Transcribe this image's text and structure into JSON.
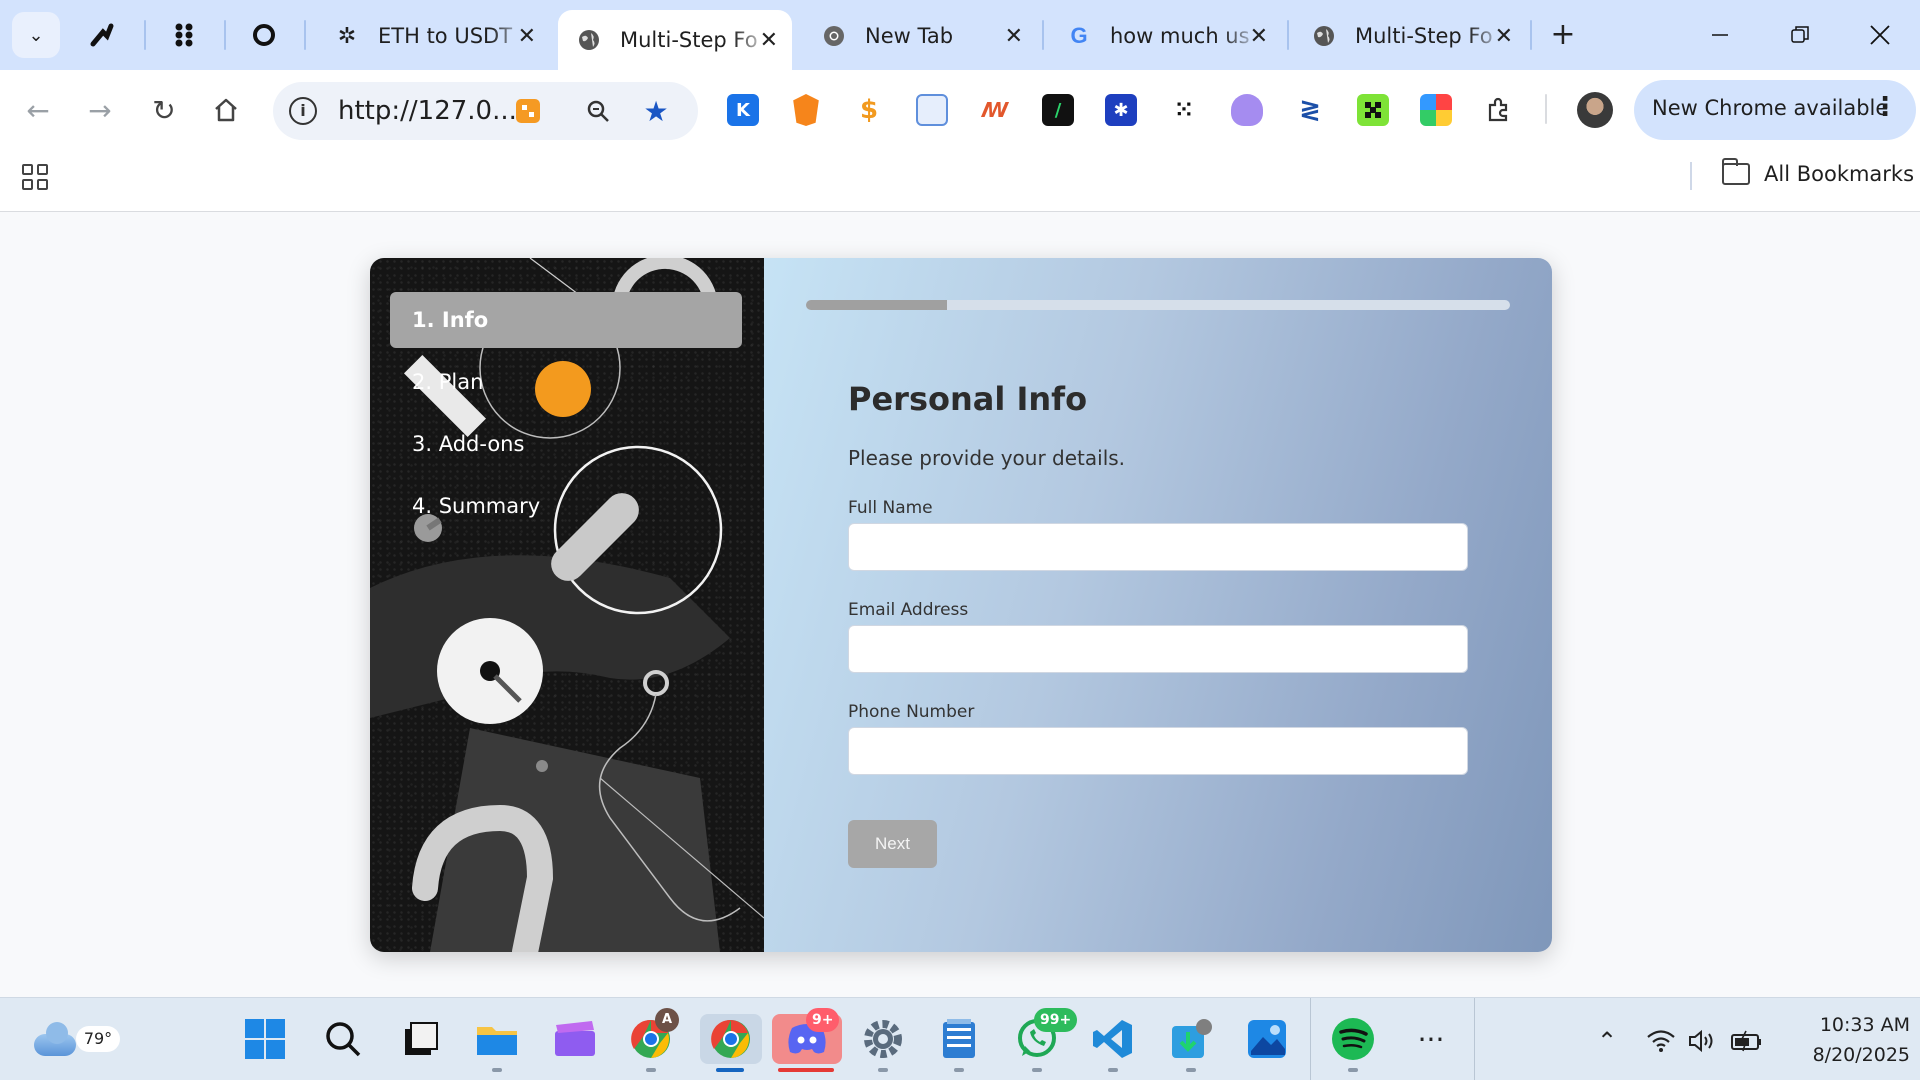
{
  "browser": {
    "tabs": [
      {
        "title": "ETH to USDT",
        "icon": "chatgpt-icon",
        "active": false
      },
      {
        "title": "Multi-Step Fo",
        "icon": "globe-icon",
        "active": true
      },
      {
        "title": "New Tab",
        "icon": "chrome-icon",
        "active": false
      },
      {
        "title": "how much us",
        "icon": "google-icon",
        "active": false
      },
      {
        "title": "Multi-Step Fo",
        "icon": "globe-icon",
        "active": false
      }
    ],
    "close_glyph": "✕",
    "new_tab_glyph": "+",
    "url": "http://127.0...",
    "update_button": "New Chrome available",
    "all_bookmarks": "All Bookmarks"
  },
  "form": {
    "steps": [
      {
        "label": "1. Info",
        "active": true
      },
      {
        "label": "2. Plan",
        "active": false
      },
      {
        "label": "3. Add-ons",
        "active": false
      },
      {
        "label": "4. Summary",
        "active": false
      }
    ],
    "progress_percent": 20,
    "title": "Personal Info",
    "subtitle": "Please provide your details.",
    "fields": [
      {
        "label": "Full Name",
        "value": ""
      },
      {
        "label": "Email Address",
        "value": ""
      },
      {
        "label": "Phone Number",
        "value": ""
      }
    ],
    "next_button": "Next"
  },
  "taskbar": {
    "weather_temp": "79°",
    "discord_badge": "9+",
    "whatsapp_badge": "99+",
    "chrome_profile_badge": "A",
    "time": "10:33 AM",
    "date": "8/20/2025"
  },
  "colors": {
    "tab_strip": "#d3e3fd",
    "sidebar_bg": "#151515",
    "step_active_bg": "#a5a5a5",
    "progress_fill": "#a0a0a0",
    "next_button_bg": "#a7a7a7",
    "panel_gradient_start": "#c6e3f5",
    "panel_gradient_end": "#7f97ba"
  }
}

Exercise aim:
Transcribe the records verbatim and omit the images.

Answer to this problem:
Transcribe this image's text and structure into JSON.
{
  "browser": {
    "tabs": [
      {
        "title": "ETH to USDT",
        "icon": "chatgpt-icon",
        "active": false
      },
      {
        "title": "Multi-Step Fo",
        "icon": "globe-icon",
        "active": true
      },
      {
        "title": "New Tab",
        "icon": "chrome-icon",
        "active": false
      },
      {
        "title": "how much us",
        "icon": "google-icon",
        "active": false
      },
      {
        "title": "Multi-Step Fo",
        "icon": "globe-icon",
        "active": false
      }
    ],
    "close_glyph": "✕",
    "new_tab_glyph": "+",
    "url": "http://127.0...",
    "update_button": "New Chrome available",
    "all_bookmarks": "All Bookmarks"
  },
  "form": {
    "steps": [
      {
        "label": "1. Info",
        "active": true
      },
      {
        "label": "2. Plan",
        "active": false
      },
      {
        "label": "3. Add-ons",
        "active": false
      },
      {
        "label": "4. Summary",
        "active": false
      }
    ],
    "progress_percent": 20,
    "title": "Personal Info",
    "subtitle": "Please provide your details.",
    "fields": [
      {
        "label": "Full Name",
        "value": ""
      },
      {
        "label": "Email Address",
        "value": ""
      },
      {
        "label": "Phone Number",
        "value": ""
      }
    ],
    "next_button": "Next"
  },
  "taskbar": {
    "weather_temp": "79°",
    "discord_badge": "9+",
    "whatsapp_badge": "99+",
    "chrome_profile_badge": "A",
    "time": "10:33 AM",
    "date": "8/20/2025"
  },
  "colors": {
    "tab_strip": "#d3e3fd",
    "sidebar_bg": "#151515",
    "step_active_bg": "#a5a5a5",
    "progress_fill": "#a0a0a0",
    "next_button_bg": "#a7a7a7",
    "panel_gradient_start": "#c6e3f5",
    "panel_gradient_end": "#7f97ba"
  }
}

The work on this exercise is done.